#### EXERCISE
Each record below should be output verbatim, without pictures.

__________________________________________________

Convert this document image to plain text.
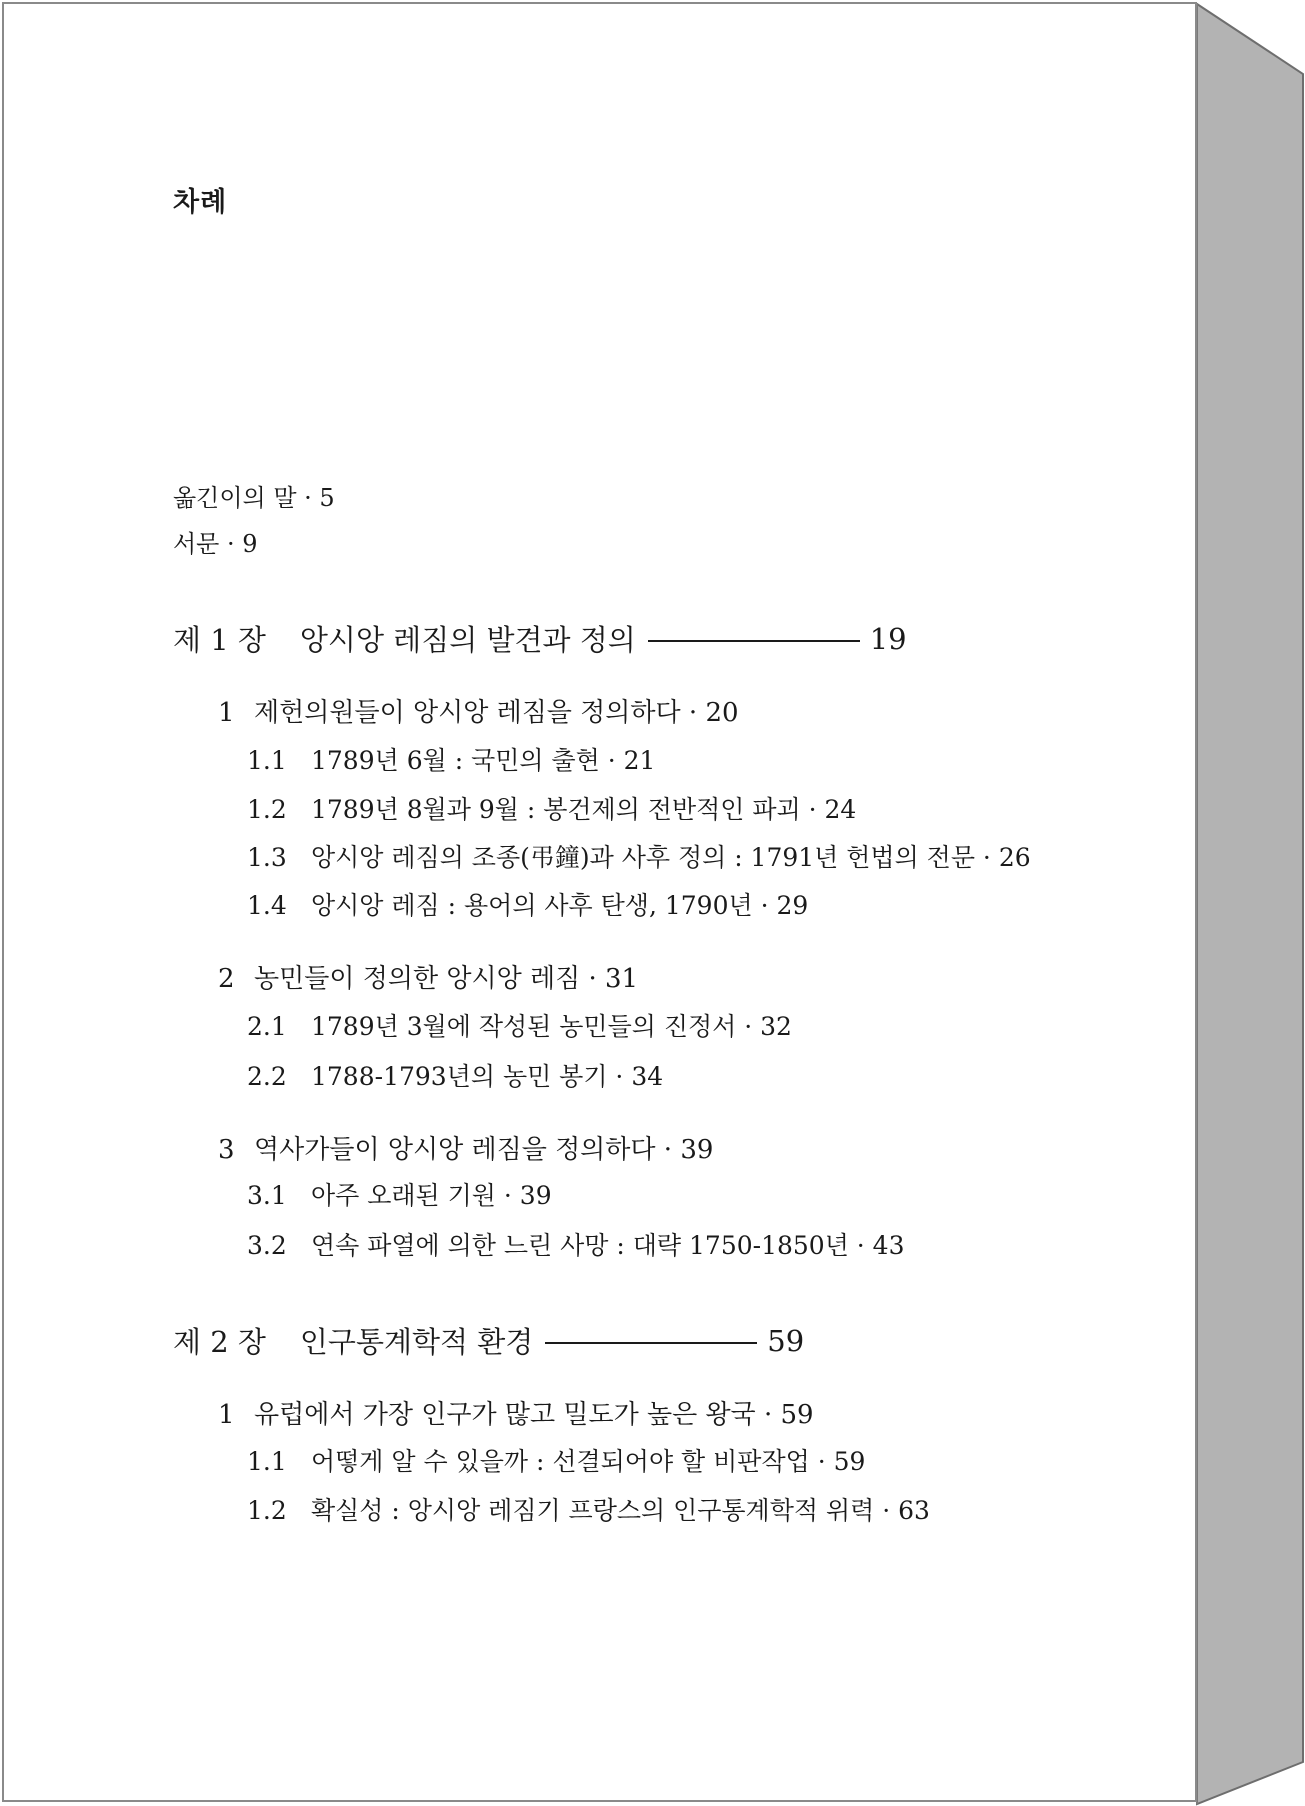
차례
옮긴이의 말 · 5
서문 · 9
제 1 장 앙시앙 레짐의 발견과 정의	19
1 제헌의원들이 앙시앙 레짐을 정의하다 · 20
1.1 1789년 6월 : 국민의 출현 · 21
1.2 1789년 8월과 9월 : 봉건제의 전반적인 파괴 · 24
1.3 앙시앙 레짐의 조종(弔鐘)과 사후 정의 : 1791년 헌법의 전문 · 26
1.4 앙시앙 레짐 : 용어의 사후 탄생, 1790년 · 29
2 농민들이 정의한 앙시앙 레짐 · 31
2.1 1789년 3월에 작성된 농민들의 진정서 · 32
2.2 1788-1793년의 농민 봉기 · 34
3 역사가들이 앙시앙 레짐을 정의하다 · 39
3.1 아주 오래된 기원 · 39
3.2 연속 파열에 의한 느린 사망 : 대략 1750-1850년 · 43
제 2 장 인구통계학적 환경	59
1 유럽에서 가장 인구가 많고 밀도가 높은 왕국 · 59
1.1 어떻게 알 수 있을까 : 선결되어야 할 비판작업 · 59
1.2 확실성 : 앙시앙 레짐기 프랑스의 인구통계학적 위력 · 63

__________________________________________________

#### EXERCISE RESULT
Convert this document image to plain text.
차례
옮긴이의 말 · 5
서문 · 9
제 1 장 앙시앙 레짐의 발견과 정의	19
1 제헌의원들이 앙시앙 레짐을 정의하다 · 20
1.1 1789년 6월 : 국민의 출현 · 21
1.2 1789년 8월과 9월 : 봉건제의 전반적인 파괴 · 24
1.3 앙시앙 레짐의 조종(弔鐘)과 사후 정의 : 1791년 헌법의 전문 · 26
1.4 앙시앙 레짐 : 용어의 사후 탄생, 1790년 · 29
2 농민들이 정의한 앙시앙 레짐 · 31
2.1 1789년 3월에 작성된 농민들의 진정서 · 32
2.2 1788-1793년의 농민 봉기 · 34
3 역사가들이 앙시앙 레짐을 정의하다 · 39
3.1 아주 오래된 기원 · 39
3.2 연속 파열에 의한 느린 사망 : 대략 1750-1850년 · 43
제 2 장 인구통계학적 환경	59
1 유럽에서 가장 인구가 많고 밀도가 높은 왕국 · 59
1.1 어떻게 알 수 있을까 : 선결되어야 할 비판작업 · 59
1.2 확실성 : 앙시앙 레짐기 프랑스의 인구통계학적 위력 · 63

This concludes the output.